Data entries for graphics
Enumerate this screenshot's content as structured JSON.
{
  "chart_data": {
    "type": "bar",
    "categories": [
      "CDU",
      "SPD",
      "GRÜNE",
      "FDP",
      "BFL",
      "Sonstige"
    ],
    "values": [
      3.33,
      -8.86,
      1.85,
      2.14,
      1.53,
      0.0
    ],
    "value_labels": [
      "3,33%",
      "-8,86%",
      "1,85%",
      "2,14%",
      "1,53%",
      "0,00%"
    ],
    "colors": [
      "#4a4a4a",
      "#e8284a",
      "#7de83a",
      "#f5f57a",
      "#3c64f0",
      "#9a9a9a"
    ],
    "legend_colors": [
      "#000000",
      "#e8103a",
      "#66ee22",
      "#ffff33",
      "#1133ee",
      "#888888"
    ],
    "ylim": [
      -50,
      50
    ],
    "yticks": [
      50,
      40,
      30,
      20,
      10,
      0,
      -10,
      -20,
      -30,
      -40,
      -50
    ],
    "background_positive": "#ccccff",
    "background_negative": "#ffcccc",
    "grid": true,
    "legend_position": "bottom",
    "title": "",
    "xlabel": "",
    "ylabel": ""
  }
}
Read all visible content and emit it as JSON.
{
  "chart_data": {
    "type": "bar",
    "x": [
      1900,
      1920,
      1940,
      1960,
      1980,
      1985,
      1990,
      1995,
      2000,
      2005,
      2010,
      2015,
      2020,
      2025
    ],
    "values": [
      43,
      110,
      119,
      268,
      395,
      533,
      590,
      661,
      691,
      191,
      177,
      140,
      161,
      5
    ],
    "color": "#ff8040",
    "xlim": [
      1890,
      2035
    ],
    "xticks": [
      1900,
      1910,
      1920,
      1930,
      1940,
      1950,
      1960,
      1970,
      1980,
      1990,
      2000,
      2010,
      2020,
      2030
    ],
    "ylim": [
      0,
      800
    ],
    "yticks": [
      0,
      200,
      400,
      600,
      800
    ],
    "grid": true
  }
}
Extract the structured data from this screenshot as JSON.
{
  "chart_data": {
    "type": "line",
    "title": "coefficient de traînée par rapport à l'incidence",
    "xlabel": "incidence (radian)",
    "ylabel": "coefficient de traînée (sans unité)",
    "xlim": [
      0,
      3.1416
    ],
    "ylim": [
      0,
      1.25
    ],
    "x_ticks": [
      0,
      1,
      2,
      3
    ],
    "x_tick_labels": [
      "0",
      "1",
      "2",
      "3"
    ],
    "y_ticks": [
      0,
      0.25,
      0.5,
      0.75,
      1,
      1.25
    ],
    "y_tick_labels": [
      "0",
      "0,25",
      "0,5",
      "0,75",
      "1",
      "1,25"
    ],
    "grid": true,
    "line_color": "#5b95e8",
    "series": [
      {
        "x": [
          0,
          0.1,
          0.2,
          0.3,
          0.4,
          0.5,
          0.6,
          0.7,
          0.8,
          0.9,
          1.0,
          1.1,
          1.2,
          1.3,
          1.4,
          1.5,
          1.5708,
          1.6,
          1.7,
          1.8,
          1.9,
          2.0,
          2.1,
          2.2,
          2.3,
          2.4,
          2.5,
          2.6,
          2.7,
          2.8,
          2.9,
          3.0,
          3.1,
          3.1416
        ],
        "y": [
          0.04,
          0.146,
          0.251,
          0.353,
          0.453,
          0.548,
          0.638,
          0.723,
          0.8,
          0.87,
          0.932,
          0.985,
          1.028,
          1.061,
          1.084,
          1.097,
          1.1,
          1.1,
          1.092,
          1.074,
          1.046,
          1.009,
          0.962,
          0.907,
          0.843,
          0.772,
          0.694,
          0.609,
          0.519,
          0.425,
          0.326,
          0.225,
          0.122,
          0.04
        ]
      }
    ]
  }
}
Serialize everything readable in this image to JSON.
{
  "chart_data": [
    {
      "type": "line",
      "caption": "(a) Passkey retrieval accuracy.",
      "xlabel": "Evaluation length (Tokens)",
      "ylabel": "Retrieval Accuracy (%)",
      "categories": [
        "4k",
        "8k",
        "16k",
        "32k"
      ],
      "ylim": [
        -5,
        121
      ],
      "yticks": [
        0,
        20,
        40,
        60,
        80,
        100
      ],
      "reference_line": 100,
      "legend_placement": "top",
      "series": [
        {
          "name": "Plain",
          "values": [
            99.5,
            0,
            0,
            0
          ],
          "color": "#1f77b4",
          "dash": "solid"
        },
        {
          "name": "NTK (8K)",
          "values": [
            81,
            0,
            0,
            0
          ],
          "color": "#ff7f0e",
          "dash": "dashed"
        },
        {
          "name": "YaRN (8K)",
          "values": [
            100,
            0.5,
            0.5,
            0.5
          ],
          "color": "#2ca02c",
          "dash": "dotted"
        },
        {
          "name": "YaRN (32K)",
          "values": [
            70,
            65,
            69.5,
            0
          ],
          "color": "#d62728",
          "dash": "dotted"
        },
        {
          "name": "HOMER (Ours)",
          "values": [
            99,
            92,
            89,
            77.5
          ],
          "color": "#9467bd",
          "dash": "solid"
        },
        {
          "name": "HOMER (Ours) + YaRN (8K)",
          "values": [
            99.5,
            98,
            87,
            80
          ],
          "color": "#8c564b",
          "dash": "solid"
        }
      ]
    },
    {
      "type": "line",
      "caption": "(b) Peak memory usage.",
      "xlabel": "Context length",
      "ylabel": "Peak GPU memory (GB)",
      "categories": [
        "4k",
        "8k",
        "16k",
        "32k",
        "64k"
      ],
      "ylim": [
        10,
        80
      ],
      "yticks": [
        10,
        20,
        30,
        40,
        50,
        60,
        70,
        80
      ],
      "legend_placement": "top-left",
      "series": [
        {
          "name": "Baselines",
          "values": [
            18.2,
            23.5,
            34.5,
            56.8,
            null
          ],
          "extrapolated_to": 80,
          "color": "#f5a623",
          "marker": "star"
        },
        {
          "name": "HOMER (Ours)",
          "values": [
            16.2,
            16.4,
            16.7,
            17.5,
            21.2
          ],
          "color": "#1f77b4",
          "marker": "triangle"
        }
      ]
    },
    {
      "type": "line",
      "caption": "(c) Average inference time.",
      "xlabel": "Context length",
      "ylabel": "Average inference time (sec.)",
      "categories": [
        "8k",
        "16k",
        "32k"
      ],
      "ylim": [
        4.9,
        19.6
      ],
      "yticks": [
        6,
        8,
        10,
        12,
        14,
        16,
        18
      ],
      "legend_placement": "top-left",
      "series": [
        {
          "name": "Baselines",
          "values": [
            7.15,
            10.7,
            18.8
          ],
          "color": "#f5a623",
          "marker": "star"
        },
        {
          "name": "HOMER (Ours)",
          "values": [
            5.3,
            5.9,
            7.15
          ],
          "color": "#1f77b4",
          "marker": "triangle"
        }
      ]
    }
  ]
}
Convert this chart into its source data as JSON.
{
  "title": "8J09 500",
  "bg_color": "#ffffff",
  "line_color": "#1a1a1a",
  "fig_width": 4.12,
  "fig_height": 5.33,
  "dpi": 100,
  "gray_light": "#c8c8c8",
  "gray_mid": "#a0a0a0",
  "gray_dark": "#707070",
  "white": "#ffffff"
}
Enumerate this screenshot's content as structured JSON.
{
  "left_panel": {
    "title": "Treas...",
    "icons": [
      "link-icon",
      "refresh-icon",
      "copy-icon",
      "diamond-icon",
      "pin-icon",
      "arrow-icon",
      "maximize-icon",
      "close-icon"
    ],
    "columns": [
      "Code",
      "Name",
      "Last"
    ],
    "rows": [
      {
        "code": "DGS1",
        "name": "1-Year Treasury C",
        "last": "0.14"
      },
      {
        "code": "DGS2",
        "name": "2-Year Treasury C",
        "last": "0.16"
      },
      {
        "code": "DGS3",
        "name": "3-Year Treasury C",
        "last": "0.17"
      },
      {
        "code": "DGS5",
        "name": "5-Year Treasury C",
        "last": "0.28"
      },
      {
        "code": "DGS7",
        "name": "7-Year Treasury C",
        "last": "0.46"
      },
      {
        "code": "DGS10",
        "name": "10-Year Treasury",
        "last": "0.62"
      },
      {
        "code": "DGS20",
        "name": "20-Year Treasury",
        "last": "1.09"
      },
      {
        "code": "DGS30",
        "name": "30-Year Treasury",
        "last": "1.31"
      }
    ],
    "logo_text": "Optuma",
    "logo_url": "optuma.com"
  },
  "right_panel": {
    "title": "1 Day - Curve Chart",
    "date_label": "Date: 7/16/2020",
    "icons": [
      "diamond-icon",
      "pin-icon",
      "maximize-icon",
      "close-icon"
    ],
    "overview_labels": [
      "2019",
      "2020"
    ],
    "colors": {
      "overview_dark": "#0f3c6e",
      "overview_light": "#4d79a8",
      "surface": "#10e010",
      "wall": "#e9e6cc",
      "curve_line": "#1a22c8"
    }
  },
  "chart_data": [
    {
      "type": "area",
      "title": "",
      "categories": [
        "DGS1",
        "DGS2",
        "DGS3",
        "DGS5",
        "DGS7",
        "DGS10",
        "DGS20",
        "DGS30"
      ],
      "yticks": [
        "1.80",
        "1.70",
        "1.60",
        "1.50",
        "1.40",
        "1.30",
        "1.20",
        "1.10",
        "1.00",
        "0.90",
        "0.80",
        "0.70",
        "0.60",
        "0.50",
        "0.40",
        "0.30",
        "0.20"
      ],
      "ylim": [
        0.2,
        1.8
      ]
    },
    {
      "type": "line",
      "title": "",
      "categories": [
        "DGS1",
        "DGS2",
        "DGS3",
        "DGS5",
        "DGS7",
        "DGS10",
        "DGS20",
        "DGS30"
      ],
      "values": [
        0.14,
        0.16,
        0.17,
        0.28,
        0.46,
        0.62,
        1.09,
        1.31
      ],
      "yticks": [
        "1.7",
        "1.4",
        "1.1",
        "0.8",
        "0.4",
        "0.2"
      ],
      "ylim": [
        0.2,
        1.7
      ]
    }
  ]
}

EXERCISE DIRECTIONS – For the entries shown above, give the number of lines that include the word "inference", without any other text.

WORKED ANSWER – 2